Dataset items:
START

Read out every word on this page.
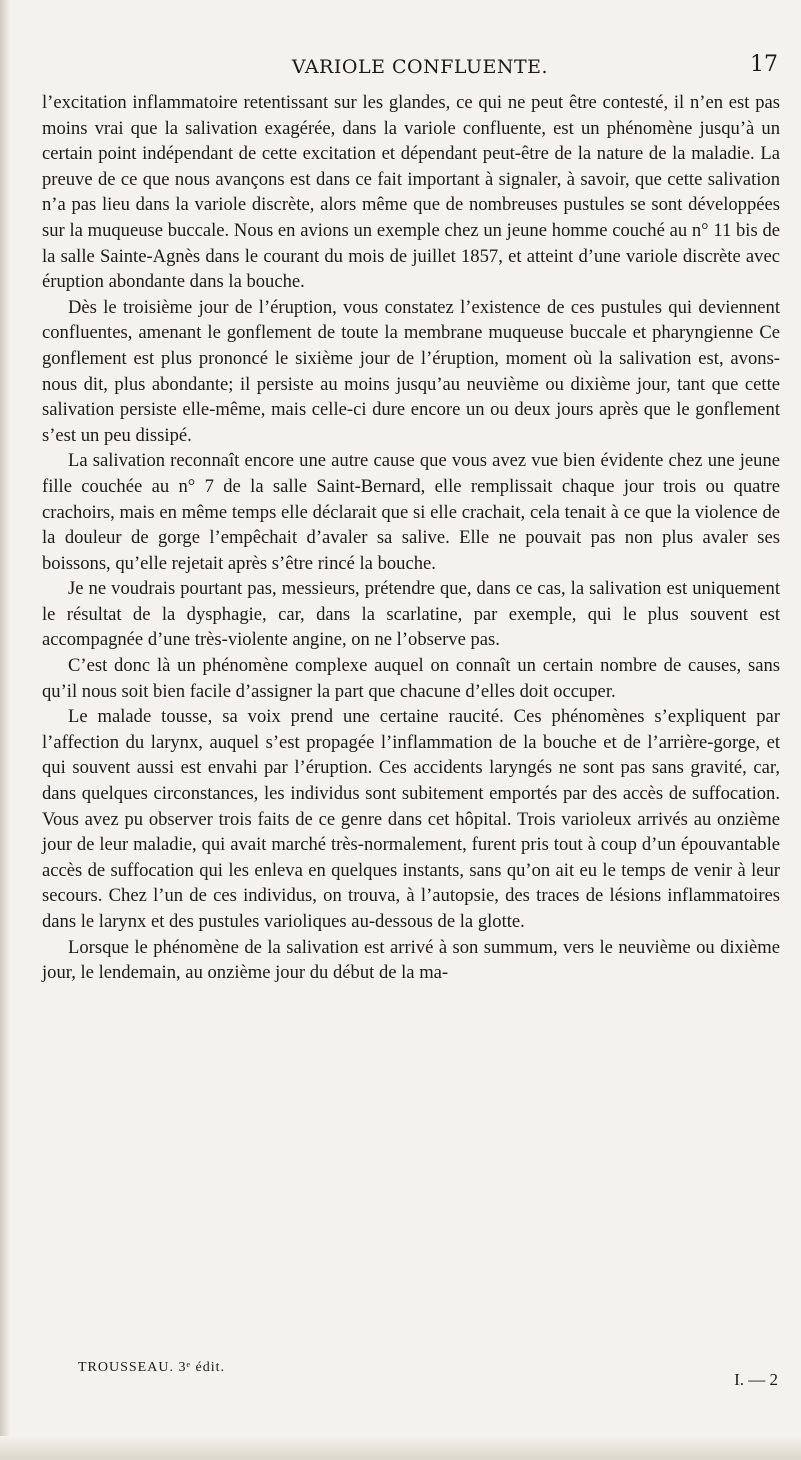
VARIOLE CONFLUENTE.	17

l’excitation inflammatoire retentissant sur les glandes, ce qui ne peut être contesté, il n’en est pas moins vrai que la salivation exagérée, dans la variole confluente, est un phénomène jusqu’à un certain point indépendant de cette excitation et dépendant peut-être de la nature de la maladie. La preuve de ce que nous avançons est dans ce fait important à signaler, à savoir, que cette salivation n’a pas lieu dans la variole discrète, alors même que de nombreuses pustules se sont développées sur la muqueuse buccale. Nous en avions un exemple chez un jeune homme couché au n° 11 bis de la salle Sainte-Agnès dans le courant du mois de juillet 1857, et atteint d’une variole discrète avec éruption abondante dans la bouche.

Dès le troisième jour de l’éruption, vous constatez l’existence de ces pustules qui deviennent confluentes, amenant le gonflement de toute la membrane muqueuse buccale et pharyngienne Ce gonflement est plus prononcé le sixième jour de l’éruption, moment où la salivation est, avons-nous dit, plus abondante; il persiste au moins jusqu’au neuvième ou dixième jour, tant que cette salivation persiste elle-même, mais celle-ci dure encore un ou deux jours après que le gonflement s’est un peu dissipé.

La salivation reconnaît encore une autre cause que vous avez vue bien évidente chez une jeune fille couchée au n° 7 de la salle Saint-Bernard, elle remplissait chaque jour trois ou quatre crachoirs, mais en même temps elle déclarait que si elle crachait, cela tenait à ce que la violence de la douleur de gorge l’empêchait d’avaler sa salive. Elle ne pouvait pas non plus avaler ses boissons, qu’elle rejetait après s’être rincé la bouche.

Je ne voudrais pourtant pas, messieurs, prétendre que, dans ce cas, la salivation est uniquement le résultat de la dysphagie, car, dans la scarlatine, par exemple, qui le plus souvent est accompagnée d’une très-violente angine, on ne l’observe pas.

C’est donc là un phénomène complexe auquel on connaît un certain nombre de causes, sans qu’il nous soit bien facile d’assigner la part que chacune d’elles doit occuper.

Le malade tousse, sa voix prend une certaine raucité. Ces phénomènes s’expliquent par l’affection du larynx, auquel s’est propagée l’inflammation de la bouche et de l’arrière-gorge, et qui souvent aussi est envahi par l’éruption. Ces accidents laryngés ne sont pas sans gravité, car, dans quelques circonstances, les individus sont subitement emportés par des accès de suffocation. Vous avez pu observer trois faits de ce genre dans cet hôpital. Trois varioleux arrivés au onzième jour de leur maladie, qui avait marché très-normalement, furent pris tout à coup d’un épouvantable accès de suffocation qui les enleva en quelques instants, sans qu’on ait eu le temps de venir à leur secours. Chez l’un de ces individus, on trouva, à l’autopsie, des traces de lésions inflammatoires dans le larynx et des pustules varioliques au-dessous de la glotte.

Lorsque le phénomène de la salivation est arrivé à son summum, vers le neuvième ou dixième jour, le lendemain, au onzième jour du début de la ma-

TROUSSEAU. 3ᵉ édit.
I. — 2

END

__WRITTEN PROBLEM__. Repeat each line of the records above exactly, but do not copy the pictures.

__FINAL RESULT__.
Read out every word on this page.
VARIOLE CONFLUENTE.	17

l’excitation inflammatoire retentissant sur les glandes, ce qui ne peut être contesté, il n’en est pas moins vrai que la salivation exagérée, dans la variole confluente, est un phénomène jusqu’à un certain point indépendant de cette excitation et dépendant peut-être de la nature de la maladie. La preuve de ce que nous avançons est dans ce fait important à signaler, à savoir, que cette salivation n’a pas lieu dans la variole discrète, alors même que de nombreuses pustules se sont développées sur la muqueuse buccale. Nous en avions un exemple chez un jeune homme couché au n° 11 bis de la salle Sainte-Agnès dans le courant du mois de juillet 1857, et atteint d’une variole discrète avec éruption abondante dans la bouche.

Dès le troisième jour de l’éruption, vous constatez l’existence de ces pustules qui deviennent confluentes, amenant le gonflement de toute la membrane muqueuse buccale et pharyngienne Ce gonflement est plus prononcé le sixième jour de l’éruption, moment où la salivation est, avons-nous dit, plus abondante; il persiste au moins jusqu’au neuvième ou dixième jour, tant que cette salivation persiste elle-même, mais celle-ci dure encore un ou deux jours après que le gonflement s’est un peu dissipé.

La salivation reconnaît encore une autre cause que vous avez vue bien évidente chez une jeune fille couchée au n° 7 de la salle Saint-Bernard, elle remplissait chaque jour trois ou quatre crachoirs, mais en même temps elle déclarait que si elle crachait, cela tenait à ce que la violence de la douleur de gorge l’empêchait d’avaler sa salive. Elle ne pouvait pas non plus avaler ses boissons, qu’elle rejetait après s’être rincé la bouche.

Je ne voudrais pourtant pas, messieurs, prétendre que, dans ce cas, la salivation est uniquement le résultat de la dysphagie, car, dans la scarlatine, par exemple, qui le plus souvent est accompagnée d’une très-violente angine, on ne l’observe pas.

C’est donc là un phénomène complexe auquel on connaît un certain nombre de causes, sans qu’il nous soit bien facile d’assigner la part que chacune d’elles doit occuper.

Le malade tousse, sa voix prend une certaine raucité. Ces phénomènes s’expliquent par l’affection du larynx, auquel s’est propagée l’inflammation de la bouche et de l’arrière-gorge, et qui souvent aussi est envahi par l’éruption. Ces accidents laryngés ne sont pas sans gravité, car, dans quelques circonstances, les individus sont subitement emportés par des accès de suffocation. Vous avez pu observer trois faits de ce genre dans cet hôpital. Trois varioleux arrivés au onzième jour de leur maladie, qui avait marché très-normalement, furent pris tout à coup d’un épouvantable accès de suffocation qui les enleva en quelques instants, sans qu’on ait eu le temps de venir à leur secours. Chez l’un de ces individus, on trouva, à l’autopsie, des traces de lésions inflammatoires dans le larynx et des pustules varioliques au-dessous de la glotte.

Lorsque le phénomène de la salivation est arrivé à son summum, vers le neuvième ou dixième jour, le lendemain, au onzième jour du début de la ma-

TROUSSEAU. 3ᵉ édit.
I. — 2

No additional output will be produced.